On Tue, Mar 2, 2010 at 9:41 AM, William Hubbs <willi...@gentoo.org> wrote:
> On Tue, Mar 02, 2010 at 09:30:18AM +0100, Justin wrote:
>> On 01/03/10 16:39, Lie Ryan wrote:
>> > I've found a few people referencing to a "30-day stabilization policy"
>> > which basically says a package must be at least 30-days-old to be
>> > considered for stabilization, but is there any document that serves as
>> > an official guideline/checklist on how to consider to stabilize a
>> > package? Is the 30-day policy the only policy?
>> >
>> > I've been running several ~arch-ed packages that appears to be compile
>> > and runs fine on my machine and would like to vote them for
>> > stabilization. Is it enough to just open a bug issue and pray that the
>> > arch manager would notice?
────────────────────────────────────────
--- DIRECTIONS ---
(1) Could you copy the mailing-list excerpt word for word, starting with "On Tue, Mar 2, 2010" and going on through "manager would notice?"?
(2) Which people does the mailing-list excerpt name?
(3) Can you restate the paragraph of the mailing-list excerpt that begins "I've found a few people" more briefly, keeping its main facts?

--- SUPPLIED INFORMATION ---
────────────────────────────────────────
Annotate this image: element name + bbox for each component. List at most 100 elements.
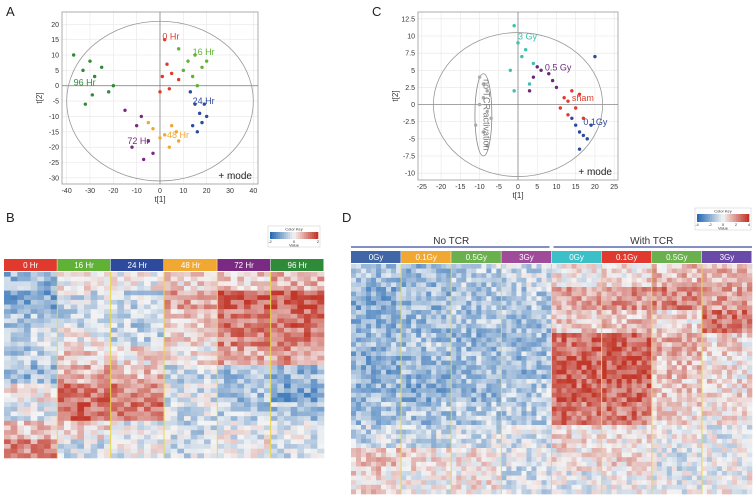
────────────────────────────────────────
--- EXERCISE RESULTS ---
(1)
On Tue, Mar 2, 2010 at 9:41 AM, William Hubbs <willi...@gentoo.org> wrote:
> On Tue, Mar 02, 2010 at 09:30:18AM +0100, Justin wrote:
>> On 01/03/10 16:39, Lie Ryan wrote:
>> > I've found a few people referencing to a "30-day stabilization policy"
>> > which basically says a package must be at least 30-days-old to be
>> > considered for stabilization, but is there any document that serves as
>> > an official guideline/checklist on how to consider to stabilize a
>> > package? Is the 30-day policy the only policy?
>> >
>> > I've been running several ~arch-ed packages that appears to be compile
>> > and runs fine on my machine and would like to vote them for
>> > stabilization. Is it enough to just open a bug issue and pray that the
>> > arch manager would notice?

(2) William Hubbs, Justin, Lie Ryan

(3) Some people cite a "30-day stabilization policy," under which a package must be at least 30 days old before it can be considered for stabilization. The writer asks whether any official document gives guidelines or a checklist for stabilizing a package, and whether the 30-day policy is the only one.